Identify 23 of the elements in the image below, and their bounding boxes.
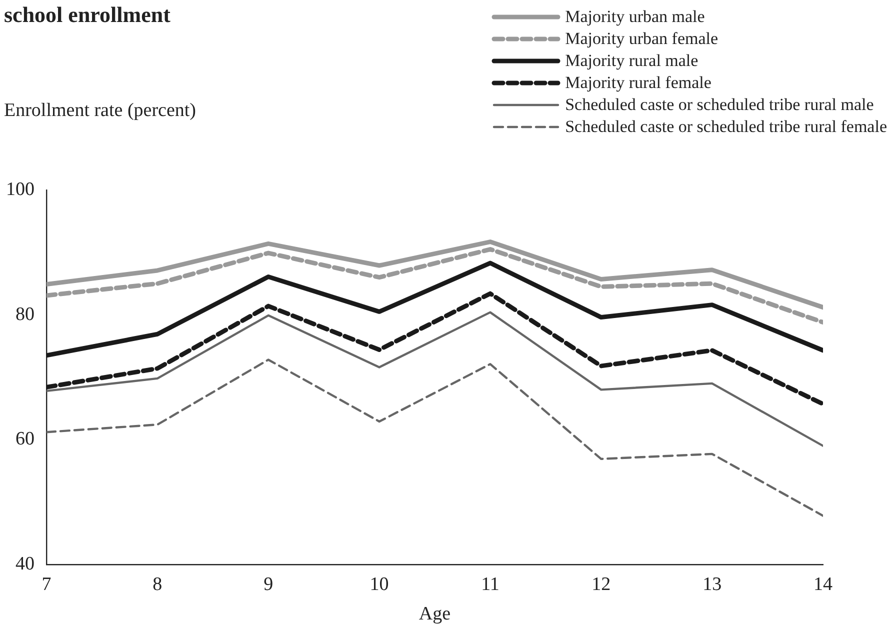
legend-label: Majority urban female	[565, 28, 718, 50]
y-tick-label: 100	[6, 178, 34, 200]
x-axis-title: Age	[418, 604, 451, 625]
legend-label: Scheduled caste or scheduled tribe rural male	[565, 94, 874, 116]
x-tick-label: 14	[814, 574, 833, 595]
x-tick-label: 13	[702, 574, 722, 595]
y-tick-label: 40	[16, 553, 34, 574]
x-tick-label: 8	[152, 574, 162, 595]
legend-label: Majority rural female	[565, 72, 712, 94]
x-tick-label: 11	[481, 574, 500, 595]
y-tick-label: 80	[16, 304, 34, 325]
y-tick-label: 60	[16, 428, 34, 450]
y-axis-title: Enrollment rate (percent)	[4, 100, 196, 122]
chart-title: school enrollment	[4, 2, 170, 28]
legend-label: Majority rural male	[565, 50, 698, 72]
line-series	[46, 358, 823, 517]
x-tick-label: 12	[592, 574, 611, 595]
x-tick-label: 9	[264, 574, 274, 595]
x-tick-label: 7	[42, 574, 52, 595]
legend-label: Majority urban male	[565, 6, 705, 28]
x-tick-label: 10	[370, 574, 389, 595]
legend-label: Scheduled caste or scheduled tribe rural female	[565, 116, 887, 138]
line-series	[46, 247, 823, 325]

- - - -

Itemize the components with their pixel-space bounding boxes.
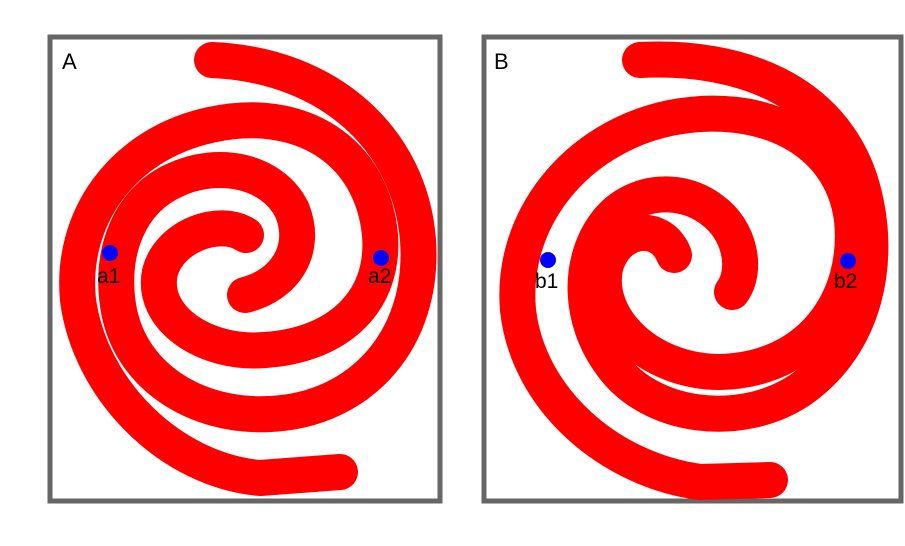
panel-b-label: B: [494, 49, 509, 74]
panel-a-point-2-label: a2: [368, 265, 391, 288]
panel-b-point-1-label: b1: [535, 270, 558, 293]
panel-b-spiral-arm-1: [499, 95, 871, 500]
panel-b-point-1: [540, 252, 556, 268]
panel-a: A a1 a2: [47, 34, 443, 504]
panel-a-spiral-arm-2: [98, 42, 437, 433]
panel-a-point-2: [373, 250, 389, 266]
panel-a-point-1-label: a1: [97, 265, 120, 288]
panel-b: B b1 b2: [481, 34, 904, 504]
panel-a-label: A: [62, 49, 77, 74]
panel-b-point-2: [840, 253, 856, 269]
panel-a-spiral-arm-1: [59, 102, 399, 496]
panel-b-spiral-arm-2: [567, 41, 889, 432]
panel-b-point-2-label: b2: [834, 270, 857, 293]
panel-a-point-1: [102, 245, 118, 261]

- - - -

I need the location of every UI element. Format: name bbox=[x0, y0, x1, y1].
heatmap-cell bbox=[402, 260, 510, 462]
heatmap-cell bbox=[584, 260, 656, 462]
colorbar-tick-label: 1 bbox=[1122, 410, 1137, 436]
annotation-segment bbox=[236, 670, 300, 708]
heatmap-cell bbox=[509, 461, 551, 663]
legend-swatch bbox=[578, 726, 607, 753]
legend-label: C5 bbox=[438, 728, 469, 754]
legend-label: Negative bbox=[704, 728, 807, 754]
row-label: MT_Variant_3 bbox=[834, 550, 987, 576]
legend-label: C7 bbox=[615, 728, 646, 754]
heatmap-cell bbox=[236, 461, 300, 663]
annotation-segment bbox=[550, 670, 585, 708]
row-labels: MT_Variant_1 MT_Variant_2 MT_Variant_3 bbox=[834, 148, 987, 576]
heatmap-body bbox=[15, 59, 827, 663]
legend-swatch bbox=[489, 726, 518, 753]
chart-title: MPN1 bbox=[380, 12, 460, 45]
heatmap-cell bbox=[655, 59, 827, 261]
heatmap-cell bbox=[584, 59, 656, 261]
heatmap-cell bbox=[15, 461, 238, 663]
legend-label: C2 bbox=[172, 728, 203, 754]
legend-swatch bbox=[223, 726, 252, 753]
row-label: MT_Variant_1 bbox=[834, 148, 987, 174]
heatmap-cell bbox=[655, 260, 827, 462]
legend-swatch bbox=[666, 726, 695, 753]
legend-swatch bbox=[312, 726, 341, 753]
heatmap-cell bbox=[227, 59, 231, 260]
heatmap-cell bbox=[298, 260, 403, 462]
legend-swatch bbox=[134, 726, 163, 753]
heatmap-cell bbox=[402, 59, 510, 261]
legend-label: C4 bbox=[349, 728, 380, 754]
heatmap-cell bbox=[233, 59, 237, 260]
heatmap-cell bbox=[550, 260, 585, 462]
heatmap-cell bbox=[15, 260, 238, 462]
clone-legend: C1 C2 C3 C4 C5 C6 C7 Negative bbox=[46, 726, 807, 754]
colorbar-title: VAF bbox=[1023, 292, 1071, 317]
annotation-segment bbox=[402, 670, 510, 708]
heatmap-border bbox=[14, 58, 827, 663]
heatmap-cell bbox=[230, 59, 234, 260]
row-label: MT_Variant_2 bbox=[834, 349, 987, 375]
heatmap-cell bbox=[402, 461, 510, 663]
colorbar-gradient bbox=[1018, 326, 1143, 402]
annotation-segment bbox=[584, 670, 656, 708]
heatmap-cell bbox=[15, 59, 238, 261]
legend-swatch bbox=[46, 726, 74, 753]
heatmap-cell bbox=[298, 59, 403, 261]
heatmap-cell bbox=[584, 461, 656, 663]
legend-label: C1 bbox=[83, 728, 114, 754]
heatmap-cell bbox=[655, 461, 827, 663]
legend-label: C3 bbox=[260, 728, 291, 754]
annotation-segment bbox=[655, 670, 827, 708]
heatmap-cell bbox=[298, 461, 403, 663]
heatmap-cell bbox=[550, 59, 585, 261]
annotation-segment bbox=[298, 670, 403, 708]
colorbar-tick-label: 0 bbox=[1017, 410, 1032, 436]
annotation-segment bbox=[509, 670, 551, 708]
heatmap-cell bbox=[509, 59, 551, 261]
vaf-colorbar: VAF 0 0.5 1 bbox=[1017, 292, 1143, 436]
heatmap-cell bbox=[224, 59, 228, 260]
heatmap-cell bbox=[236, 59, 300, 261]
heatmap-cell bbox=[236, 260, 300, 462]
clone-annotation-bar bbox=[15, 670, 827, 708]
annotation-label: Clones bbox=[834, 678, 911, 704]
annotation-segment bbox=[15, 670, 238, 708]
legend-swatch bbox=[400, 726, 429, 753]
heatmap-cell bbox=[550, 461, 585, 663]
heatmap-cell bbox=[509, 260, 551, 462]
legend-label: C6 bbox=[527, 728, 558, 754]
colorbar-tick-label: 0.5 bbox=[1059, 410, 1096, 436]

- - - -

## [INSTRUCTION]
Copy out the lines of the listing above verbatim, starting at the line that contains "28, 718, 50]" and stopping after the line that contains "574, 833, 595]".

## [SOLVED EXERCISE]
legend-label: Majority urban female	[565, 28, 718, 50]
y-tick-label: 100	[6, 178, 34, 200]
x-axis-title: Age	[418, 604, 451, 625]
legend-label: Scheduled caste or scheduled tribe rural male	[565, 94, 874, 116]
x-tick-label: 14	[814, 574, 833, 595]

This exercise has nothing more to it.